### WHAT TO WORK ON
Only a number is wanted: how many lines in the records below contain "from"?

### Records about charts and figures
++++++++++++++++++++

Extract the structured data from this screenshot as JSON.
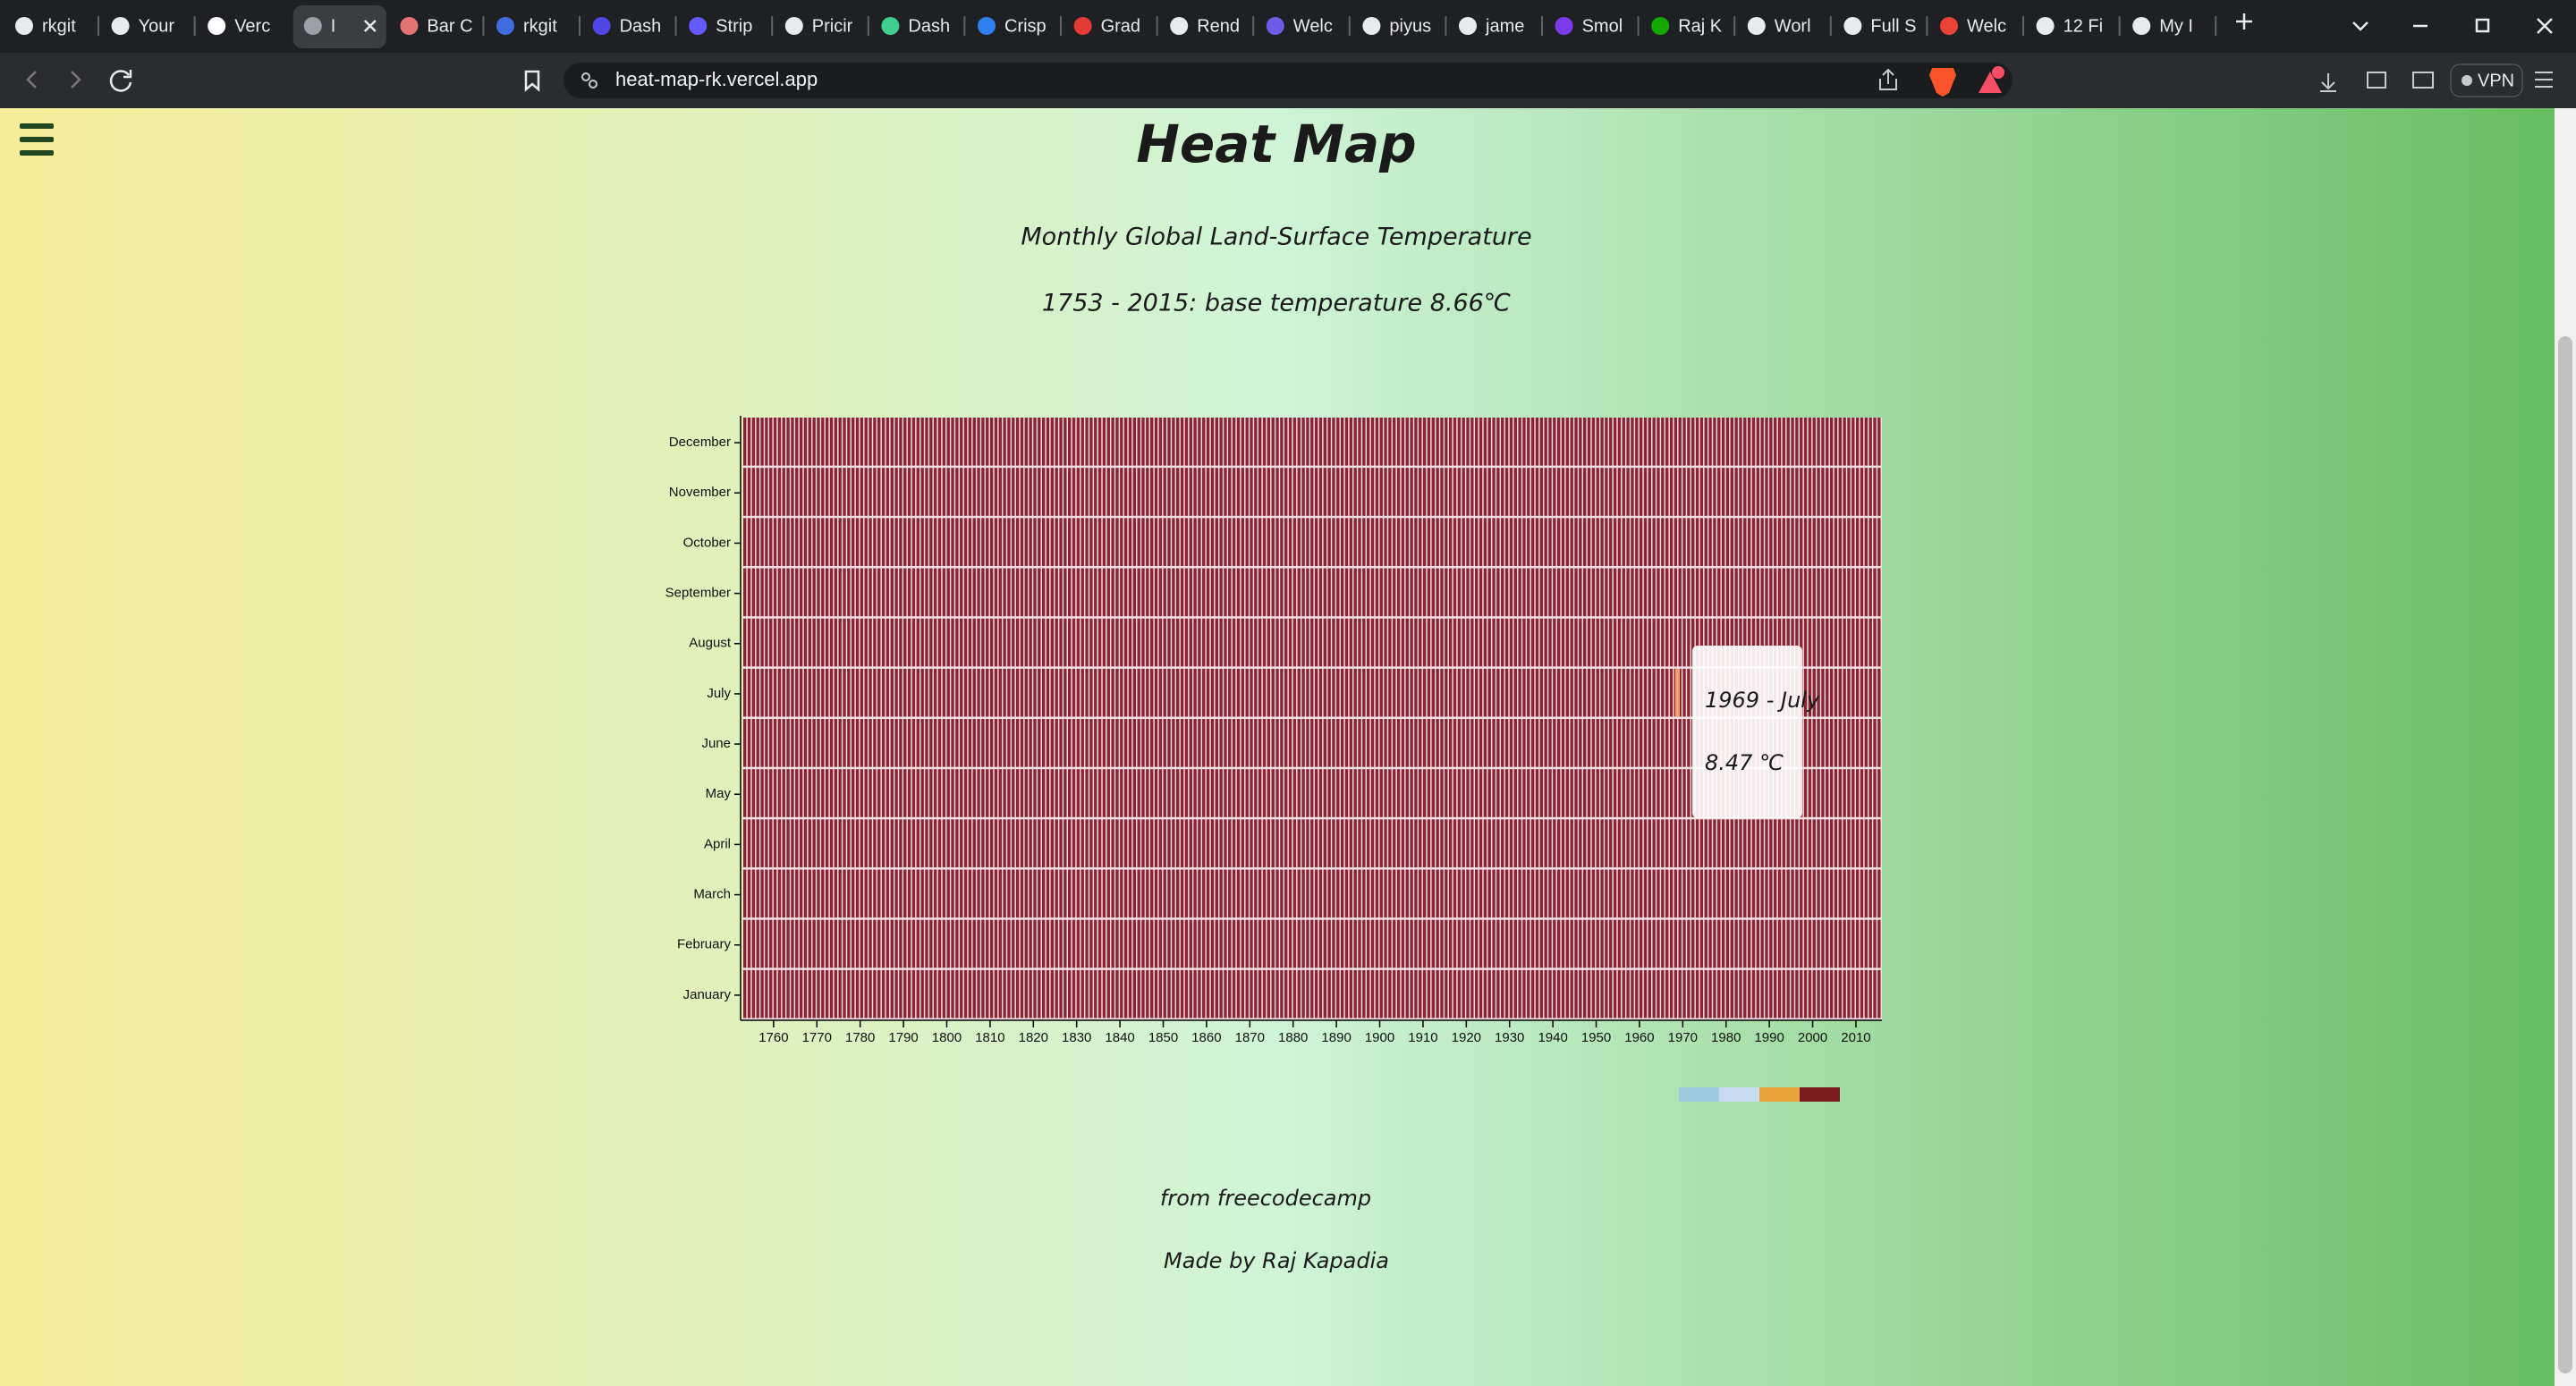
{
  "browser": {
    "tabs": [
      "rkgit",
      "Your",
      "Verc",
      "I",
      "Bar C",
      "rkgit",
      "Dash",
      "Strip",
      "Pricir",
      "Dash",
      "Crisp",
      "Grad",
      "Rend",
      "Welc",
      "piyus",
      "jame",
      "Smol",
      "Raj K",
      "Worl",
      "Full S",
      "Welc",
      "12 Fi",
      "My I"
    ],
    "active_tab": 3,
    "url": "heat-map-rk.vercel.app",
    "vpn": "VPN"
  },
  "page": {
    "title": "Heat Map",
    "subtitle": "Monthly Global Land-Surface Temperature",
    "description": "1753 - 2015: base temperature 8.66℃",
    "footer": [
      "from freecodecamp",
      "Made by Raj Kapadia"
    ]
  },
  "chart_data": {
    "type": "heatmap",
    "categories": [
      "January",
      "February",
      "March",
      "April",
      "May",
      "June",
      "July",
      "August",
      "September",
      "October",
      "November",
      "December"
    ],
    "xlim": [
      1753,
      2016
    ],
    "xticks": [
      1760,
      1770,
      1780,
      1790,
      1800,
      1810,
      1820,
      1830,
      1840,
      1850,
      1860,
      1870,
      1880,
      1890,
      1900,
      1910,
      1920,
      1930,
      1940,
      1950,
      1960,
      1970,
      1980,
      1990,
      2000,
      2010
    ],
    "color": "#8b2332",
    "legend_colors": [
      "#9ecae1",
      "#c6dbef",
      "#e8a33d",
      "#7a1c1c"
    ],
    "tooltip": [
      "1969 - July",
      "8.47 ℃"
    ]
  }
}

++++++++++++++++++++

### EXERCISE RESPONSE
2